··· DATA ENTRIES

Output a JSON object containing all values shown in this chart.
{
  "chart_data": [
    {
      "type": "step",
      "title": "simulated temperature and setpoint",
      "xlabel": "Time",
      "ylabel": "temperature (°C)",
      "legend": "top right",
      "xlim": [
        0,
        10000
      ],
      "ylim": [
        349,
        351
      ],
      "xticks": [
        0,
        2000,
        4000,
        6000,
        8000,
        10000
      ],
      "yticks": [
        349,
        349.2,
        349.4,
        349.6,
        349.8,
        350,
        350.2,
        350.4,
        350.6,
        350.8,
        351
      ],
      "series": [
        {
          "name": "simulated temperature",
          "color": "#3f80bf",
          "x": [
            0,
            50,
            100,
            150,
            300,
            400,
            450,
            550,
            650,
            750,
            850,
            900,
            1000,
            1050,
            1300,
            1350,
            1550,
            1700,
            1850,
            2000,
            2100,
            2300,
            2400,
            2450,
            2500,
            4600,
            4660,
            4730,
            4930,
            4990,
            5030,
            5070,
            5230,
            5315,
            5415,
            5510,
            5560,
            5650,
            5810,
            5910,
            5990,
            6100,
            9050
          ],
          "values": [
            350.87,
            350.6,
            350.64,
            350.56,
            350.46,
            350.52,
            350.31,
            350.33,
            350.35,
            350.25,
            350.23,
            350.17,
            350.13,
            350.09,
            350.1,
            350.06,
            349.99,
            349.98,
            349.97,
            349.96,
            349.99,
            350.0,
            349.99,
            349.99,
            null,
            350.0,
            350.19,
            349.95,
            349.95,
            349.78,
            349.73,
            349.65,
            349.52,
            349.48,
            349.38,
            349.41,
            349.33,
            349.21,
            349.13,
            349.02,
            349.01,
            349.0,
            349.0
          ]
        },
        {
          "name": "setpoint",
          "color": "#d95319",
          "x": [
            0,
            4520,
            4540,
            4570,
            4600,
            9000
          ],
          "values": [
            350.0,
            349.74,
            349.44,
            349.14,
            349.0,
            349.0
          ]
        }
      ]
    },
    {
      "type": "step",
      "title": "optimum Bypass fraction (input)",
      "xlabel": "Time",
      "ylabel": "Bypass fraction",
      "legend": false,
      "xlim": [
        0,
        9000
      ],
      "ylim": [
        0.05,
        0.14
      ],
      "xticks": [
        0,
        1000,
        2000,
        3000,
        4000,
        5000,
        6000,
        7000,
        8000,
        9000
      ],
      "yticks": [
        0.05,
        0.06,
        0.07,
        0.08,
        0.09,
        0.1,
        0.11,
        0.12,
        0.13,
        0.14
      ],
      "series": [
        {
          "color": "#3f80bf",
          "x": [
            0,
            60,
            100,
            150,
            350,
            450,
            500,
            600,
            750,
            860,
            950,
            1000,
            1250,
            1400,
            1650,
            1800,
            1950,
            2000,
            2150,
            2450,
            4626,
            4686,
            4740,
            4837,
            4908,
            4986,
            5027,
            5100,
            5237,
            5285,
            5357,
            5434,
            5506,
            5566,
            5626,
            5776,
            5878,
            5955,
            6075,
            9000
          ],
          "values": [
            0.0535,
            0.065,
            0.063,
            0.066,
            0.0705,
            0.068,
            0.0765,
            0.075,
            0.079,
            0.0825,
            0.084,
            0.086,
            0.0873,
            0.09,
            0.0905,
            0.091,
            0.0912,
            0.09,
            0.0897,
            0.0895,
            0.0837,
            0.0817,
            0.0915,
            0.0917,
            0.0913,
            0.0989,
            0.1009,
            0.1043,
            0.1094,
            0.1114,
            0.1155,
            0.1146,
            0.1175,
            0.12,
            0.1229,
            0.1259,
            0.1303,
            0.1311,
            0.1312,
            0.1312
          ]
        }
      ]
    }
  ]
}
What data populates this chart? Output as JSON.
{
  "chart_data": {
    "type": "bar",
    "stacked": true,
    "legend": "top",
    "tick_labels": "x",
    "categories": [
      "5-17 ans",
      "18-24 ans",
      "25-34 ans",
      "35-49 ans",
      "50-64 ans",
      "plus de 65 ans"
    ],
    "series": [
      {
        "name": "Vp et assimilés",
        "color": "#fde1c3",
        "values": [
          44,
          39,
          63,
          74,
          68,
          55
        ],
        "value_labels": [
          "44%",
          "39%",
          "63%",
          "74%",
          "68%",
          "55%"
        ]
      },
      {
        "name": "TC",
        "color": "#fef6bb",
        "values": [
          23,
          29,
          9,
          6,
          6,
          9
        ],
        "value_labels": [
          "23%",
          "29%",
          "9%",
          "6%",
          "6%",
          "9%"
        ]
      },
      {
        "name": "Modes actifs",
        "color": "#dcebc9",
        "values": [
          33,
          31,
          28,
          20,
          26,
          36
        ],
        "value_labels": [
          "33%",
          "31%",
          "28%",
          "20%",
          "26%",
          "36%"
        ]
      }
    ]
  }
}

······

-- WHAT IS EXPECTED --
Output an exact copy of each record.

-- EXERCISE OUTPUT --
Output a JSON object containing all values shown in this chart.
{
  "chart_data": [
    {
      "type": "step",
      "title": "simulated temperature and setpoint",
      "xlabel": "Time",
      "ylabel": "temperature (°C)",
      "legend": "top right",
      "xlim": [
        0,
        10000
      ],
      "ylim": [
        349,
        351
      ],
      "xticks": [
        0,
        2000,
        4000,
        6000,
        8000,
        10000
      ],
      "yticks": [
        349,
        349.2,
        349.4,
        349.6,
        349.8,
        350,
        350.2,
        350.4,
        350.6,
        350.8,
        351
      ],
      "series": [
        {
          "name": "simulated temperature",
          "color": "#3f80bf",
          "x": [
            0,
            50,
            100,
            150,
            300,
            400,
            450,
            550,
            650,
            750,
            850,
            900,
            1000,
            1050,
            1300,
            1350,
            1550,
            1700,
            1850,
            2000,
            2100,
            2300,
            2400,
            2450,
            2500,
            4600,
            4660,
            4730,
            4930,
            4990,
            5030,
            5070,
            5230,
            5315,
            5415,
            5510,
            5560,
            5650,
            5810,
            5910,
            5990,
            6100,
            9050
          ],
          "values": [
            350.87,
            350.6,
            350.64,
            350.56,
            350.46,
            350.52,
            350.31,
            350.33,
            350.35,
            350.25,
            350.23,
            350.17,
            350.13,
            350.09,
            350.1,
            350.06,
            349.99,
            349.98,
            349.97,
            349.96,
            349.99,
            350.0,
            349.99,
            349.99,
            null,
            350.0,
            350.19,
            349.95,
            349.95,
            349.78,
            349.73,
            349.65,
            349.52,
            349.48,
            349.38,
            349.41,
            349.33,
            349.21,
            349.13,
            349.02,
            349.01,
            349.0,
            349.0
          ]
        },
        {
          "name": "setpoint",
          "color": "#d95319",
          "x": [
            0,
            4520,
            4540,
            4570,
            4600,
            9000
          ],
          "values": [
            350.0,
            349.74,
            349.44,
            349.14,
            349.0,
            349.0
          ]
        }
      ]
    },
    {
      "type": "step",
      "title": "optimum Bypass fraction (input)",
      "xlabel": "Time",
      "ylabel": "Bypass fraction",
      "legend": false,
      "xlim": [
        0,
        9000
      ],
      "ylim": [
        0.05,
        0.14
      ],
      "xticks": [
        0,
        1000,
        2000,
        3000,
        4000,
        5000,
        6000,
        7000,
        8000,
        9000
      ],
      "yticks": [
        0.05,
        0.06,
        0.07,
        0.08,
        0.09,
        0.1,
        0.11,
        0.12,
        0.13,
        0.14
      ],
      "series": [
        {
          "color": "#3f80bf",
          "x": [
            0,
            60,
            100,
            150,
            350,
            450,
            500,
            600,
            750,
            860,
            950,
            1000,
            1250,
            1400,
            1650,
            1800,
            1950,
            2000,
            2150,
            2450,
            4626,
            4686,
            4740,
            4837,
            4908,
            4986,
            5027,
            5100,
            5237,
            5285,
            5357,
            5434,
            5506,
            5566,
            5626,
            5776,
            5878,
            5955,
            6075,
            9000
          ],
          "values": [
            0.0535,
            0.065,
            0.063,
            0.066,
            0.0705,
            0.068,
            0.0765,
            0.075,
            0.079,
            0.0825,
            0.084,
            0.086,
            0.0873,
            0.09,
            0.0905,
            0.091,
            0.0912,
            0.09,
            0.0897,
            0.0895,
            0.0837,
            0.0817,
            0.0915,
            0.0917,
            0.0913,
            0.0989,
            0.1009,
            0.1043,
            0.1094,
            0.1114,
            0.1155,
            0.1146,
            0.1175,
            0.12,
            0.1229,
            0.1259,
            0.1303,
            0.1311,
            0.1312,
            0.1312
          ]
        }
      ]
    }
  ]
}
What data populates this chart? Output as JSON.
{
  "chart_data": {
    "type": "bar",
    "stacked": true,
    "legend": "top",
    "tick_labels": "x",
    "categories": [
      "5-17 ans",
      "18-24 ans",
      "25-34 ans",
      "35-49 ans",
      "50-64 ans",
      "plus de 65 ans"
    ],
    "series": [
      {
        "name": "Vp et assimilés",
        "color": "#fde1c3",
        "values": [
          44,
          39,
          63,
          74,
          68,
          55
        ],
        "value_labels": [
          "44%",
          "39%",
          "63%",
          "74%",
          "68%",
          "55%"
        ]
      },
      {
        "name": "TC",
        "color": "#fef6bb",
        "values": [
          23,
          29,
          9,
          6,
          6,
          9
        ],
        "value_labels": [
          "23%",
          "29%",
          "9%",
          "6%",
          "6%",
          "9%"
        ]
      },
      {
        "name": "Modes actifs",
        "color": "#dcebc9",
        "values": [
          33,
          31,
          28,
          20,
          26,
          36
        ],
        "value_labels": [
          "33%",
          "31%",
          "28%",
          "20%",
          "26%",
          "36%"
        ]
      }
    ]
  }
}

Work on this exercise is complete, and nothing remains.